Instructions to follow: Each entry that follows must be output without any deviation.
----- Source data -----
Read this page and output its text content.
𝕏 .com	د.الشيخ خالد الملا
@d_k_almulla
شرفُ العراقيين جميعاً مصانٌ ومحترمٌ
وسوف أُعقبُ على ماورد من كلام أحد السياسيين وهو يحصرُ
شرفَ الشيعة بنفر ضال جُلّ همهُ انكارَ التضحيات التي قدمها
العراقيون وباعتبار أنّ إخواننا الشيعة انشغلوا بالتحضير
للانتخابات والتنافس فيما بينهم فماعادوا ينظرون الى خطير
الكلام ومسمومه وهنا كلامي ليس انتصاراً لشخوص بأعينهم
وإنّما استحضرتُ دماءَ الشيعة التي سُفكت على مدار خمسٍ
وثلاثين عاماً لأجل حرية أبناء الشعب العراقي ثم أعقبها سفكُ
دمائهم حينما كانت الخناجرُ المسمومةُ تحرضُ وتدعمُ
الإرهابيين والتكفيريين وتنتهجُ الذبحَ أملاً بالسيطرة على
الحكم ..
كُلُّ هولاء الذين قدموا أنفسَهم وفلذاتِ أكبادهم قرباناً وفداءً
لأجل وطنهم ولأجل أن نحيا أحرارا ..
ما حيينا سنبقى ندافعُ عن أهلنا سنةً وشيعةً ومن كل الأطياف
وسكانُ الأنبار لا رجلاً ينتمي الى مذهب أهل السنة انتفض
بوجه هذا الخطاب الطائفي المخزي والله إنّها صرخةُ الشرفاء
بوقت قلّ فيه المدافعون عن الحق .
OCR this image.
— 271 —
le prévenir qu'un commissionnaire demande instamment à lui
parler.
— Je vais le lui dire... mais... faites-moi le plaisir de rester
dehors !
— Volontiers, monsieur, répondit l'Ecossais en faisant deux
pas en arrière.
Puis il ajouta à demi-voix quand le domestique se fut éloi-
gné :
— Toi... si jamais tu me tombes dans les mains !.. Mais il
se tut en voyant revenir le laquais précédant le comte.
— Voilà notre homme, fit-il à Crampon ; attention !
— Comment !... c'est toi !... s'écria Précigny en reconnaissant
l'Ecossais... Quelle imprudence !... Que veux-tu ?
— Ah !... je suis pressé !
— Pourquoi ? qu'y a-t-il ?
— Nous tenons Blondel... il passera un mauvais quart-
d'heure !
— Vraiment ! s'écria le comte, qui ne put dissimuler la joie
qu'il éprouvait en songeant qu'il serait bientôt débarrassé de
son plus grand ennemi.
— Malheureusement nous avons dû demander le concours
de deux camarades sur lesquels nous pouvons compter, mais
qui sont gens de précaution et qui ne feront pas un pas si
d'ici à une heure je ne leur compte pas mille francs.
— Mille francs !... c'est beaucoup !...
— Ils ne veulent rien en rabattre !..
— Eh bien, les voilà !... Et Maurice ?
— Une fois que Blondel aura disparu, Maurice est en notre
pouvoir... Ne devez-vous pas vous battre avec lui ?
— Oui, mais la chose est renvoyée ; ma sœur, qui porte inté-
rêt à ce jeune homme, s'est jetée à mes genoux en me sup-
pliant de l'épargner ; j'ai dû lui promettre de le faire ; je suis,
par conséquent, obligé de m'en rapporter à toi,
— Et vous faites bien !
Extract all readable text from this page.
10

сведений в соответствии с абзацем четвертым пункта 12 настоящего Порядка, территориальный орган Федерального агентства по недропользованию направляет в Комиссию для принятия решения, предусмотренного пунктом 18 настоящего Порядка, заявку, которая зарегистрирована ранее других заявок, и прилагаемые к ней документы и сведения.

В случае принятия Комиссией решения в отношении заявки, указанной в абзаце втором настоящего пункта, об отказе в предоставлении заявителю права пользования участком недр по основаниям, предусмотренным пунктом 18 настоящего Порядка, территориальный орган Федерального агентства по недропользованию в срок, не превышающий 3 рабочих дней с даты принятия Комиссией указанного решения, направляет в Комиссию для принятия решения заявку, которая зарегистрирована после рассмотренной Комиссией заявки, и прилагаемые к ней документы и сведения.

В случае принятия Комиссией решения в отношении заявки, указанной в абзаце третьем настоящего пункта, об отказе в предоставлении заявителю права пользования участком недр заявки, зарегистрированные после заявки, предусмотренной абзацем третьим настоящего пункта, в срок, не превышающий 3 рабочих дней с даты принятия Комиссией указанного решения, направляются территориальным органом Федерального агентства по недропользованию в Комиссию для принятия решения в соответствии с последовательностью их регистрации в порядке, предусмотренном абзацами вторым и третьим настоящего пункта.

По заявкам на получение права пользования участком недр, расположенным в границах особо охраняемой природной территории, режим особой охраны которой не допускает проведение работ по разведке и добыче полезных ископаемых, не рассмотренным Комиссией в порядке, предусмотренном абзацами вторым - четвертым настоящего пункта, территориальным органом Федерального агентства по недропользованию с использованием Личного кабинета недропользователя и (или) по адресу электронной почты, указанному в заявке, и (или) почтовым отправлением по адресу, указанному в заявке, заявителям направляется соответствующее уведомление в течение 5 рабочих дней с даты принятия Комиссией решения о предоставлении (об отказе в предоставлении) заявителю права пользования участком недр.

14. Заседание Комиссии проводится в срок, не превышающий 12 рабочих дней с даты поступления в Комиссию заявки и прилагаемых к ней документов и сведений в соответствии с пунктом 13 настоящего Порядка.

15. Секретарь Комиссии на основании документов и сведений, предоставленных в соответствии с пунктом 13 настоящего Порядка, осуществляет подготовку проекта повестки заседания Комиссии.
-----
Solution to this exercise:
Read this page and output its text content.
𝕏 .com	د.الشيخ خالد الملا
@d_k_almulla
شرفُ العراقيين جميعاً مصانٌ ومحترمٌ
وسوف أُعقبُ على ماورد من كلام أحد السياسيين وهو يحصرُ
شرفَ الشيعة بنفر ضال جُلّ همهُ انكارَ التضحيات التي قدمها
العراقيون وباعتبار أنّ إخواننا الشيعة انشغلوا بالتحضير
للانتخابات والتنافس فيما بينهم فماعادوا ينظرون الى خطير
الكلام ومسمومه وهنا كلامي ليس انتصاراً لشخوص بأعينهم
وإنّما استحضرتُ دماءَ الشيعة التي سُفكت على مدار خمسٍ
وثلاثين عاماً لأجل حرية أبناء الشعب العراقي ثم أعقبها سفكُ
دمائهم حينما كانت الخناجرُ المسمومةُ تحرضُ وتدعمُ
الإرهابيين والتكفيريين وتنتهجُ الذبحَ أملاً بالسيطرة على
الحكم ..
كُلُّ هولاء الذين قدموا أنفسَهم وفلذاتِ أكبادهم قرباناً وفداءً
لأجل وطنهم ولأجل أن نحيا أحرارا ..
ما حيينا سنبقى ندافعُ عن أهلنا سنةً وشيعةً ومن كل الأطياف
وسكانُ الأنبار لا رجلاً ينتمي الى مذهب أهل السنة انتفض
بوجه هذا الخطاب الطائفي المخزي والله إنّها صرخةُ الشرفاء
بوقت قلّ فيه المدافعون عن الحق .
OCR this image.
— 271 —
le prévenir qu'un commissionnaire demande instamment à lui
parler.
— Je vais le lui dire... mais... faites-moi le plaisir de rester
dehors !
— Volontiers, monsieur, répondit l'Ecossais en faisant deux
pas en arrière.
Puis il ajouta à demi-voix quand le domestique se fut éloi-
gné :
— Toi... si jamais tu me tombes dans les mains !.. Mais il
se tut en voyant revenir le laquais précédant le comte.
— Voilà notre homme, fit-il à Crampon ; attention !
— Comment !... c'est toi !... s'écria Précigny en reconnaissant
l'Ecossais... Quelle imprudence !... Que veux-tu ?
— Ah !... je suis pressé !
— Pourquoi ? qu'y a-t-il ?
— Nous tenons Blondel... il passera un mauvais quart-
d'heure !
— Vraiment ! s'écria le comte, qui ne put dissimuler la joie
qu'il éprouvait en songeant qu'il serait bientôt débarrassé de
son plus grand ennemi.
— Malheureusement nous avons dû demander le concours
de deux camarades sur lesquels nous pouvons compter, mais
qui sont gens de précaution et qui ne feront pas un pas si
d'ici à une heure je ne leur compte pas mille francs.
— Mille francs !... c'est beaucoup !...
— Ils ne veulent rien en rabattre !..
— Eh bien, les voilà !... Et Maurice ?
— Une fois que Blondel aura disparu, Maurice est en notre
pouvoir... Ne devez-vous pas vous battre avec lui ?
— Oui, mais la chose est renvoyée ; ma sœur, qui porte inté-
rêt à ce jeune homme, s'est jetée à mes genoux en me sup-
pliant de l'épargner ; j'ai dû lui promettre de le faire ; je suis,
par conséquent, obligé de m'en rapporter à toi,
— Et vous faites bien !
Extract all readable text from this page.
10

сведений в соответствии с абзацем четвертым пункта 12 настоящего Порядка, территориальный орган Федерального агентства по недропользованию направляет в Комиссию для принятия решения, предусмотренного пунктом 18 настоящего Порядка, заявку, которая зарегистрирована ранее других заявок, и прилагаемые к ней документы и сведения.

В случае принятия Комиссией решения в отношении заявки, указанной в абзаце втором настоящего пункта, об отказе в предоставлении заявителю права пользования участком недр по основаниям, предусмотренным пунктом 18 настоящего Порядка, территориальный орган Федерального агентства по недропользованию в срок, не превышающий 3 рабочих дней с даты принятия Комиссией указанного решения, направляет в Комиссию для принятия решения заявку, которая зарегистрирована после рассмотренной Комиссией заявки, и прилагаемые к ней документы и сведения.

В случае принятия Комиссией решения в отношении заявки, указанной в абзаце третьем настоящего пункта, об отказе в предоставлении заявителю права пользования участком недр заявки, зарегистрированные после заявки, предусмотренной абзацем третьим настоящего пункта, в срок, не превышающий 3 рабочих дней с даты принятия Комиссией указанного решения, направляются территориальным органом Федерального агентства по недропользованию в Комиссию для принятия решения в соответствии с последовательностью их регистрации в порядке, предусмотренном абзацами вторым и третьим настоящего пункта.

По заявкам на получение права пользования участком недр, расположенным в границах особо охраняемой природной территории, режим особой охраны которой не допускает проведение работ по разведке и добыче полезных ископаемых, не рассмотренным Комиссией в порядке, предусмотренном абзацами вторым - четвертым настоящего пункта, территориальным органом Федерального агентства по недропользованию с использованием Личного кабинета недропользователя и (или) по адресу электронной почты, указанному в заявке, и (или) почтовым отправлением по адресу, указанному в заявке, заявителям направляется соответствующее уведомление в течение 5 рабочих дней с даты принятия Комиссией решения о предоставлении (об отказе в предоставлении) заявителю права пользования участком недр.

14. Заседание Комиссии проводится в срок, не превышающий 12 рабочих дней с даты поступления в Комиссию заявки и прилагаемых к ней документов и сведений в соответствии с пунктом 13 настоящего Порядка.

15. Секретарь Комиссии на основании документов и сведений, предоставленных в соответствии с пунктом 13 настоящего Порядка, осуществляет подготовку проекта повестки заседания Комиссии.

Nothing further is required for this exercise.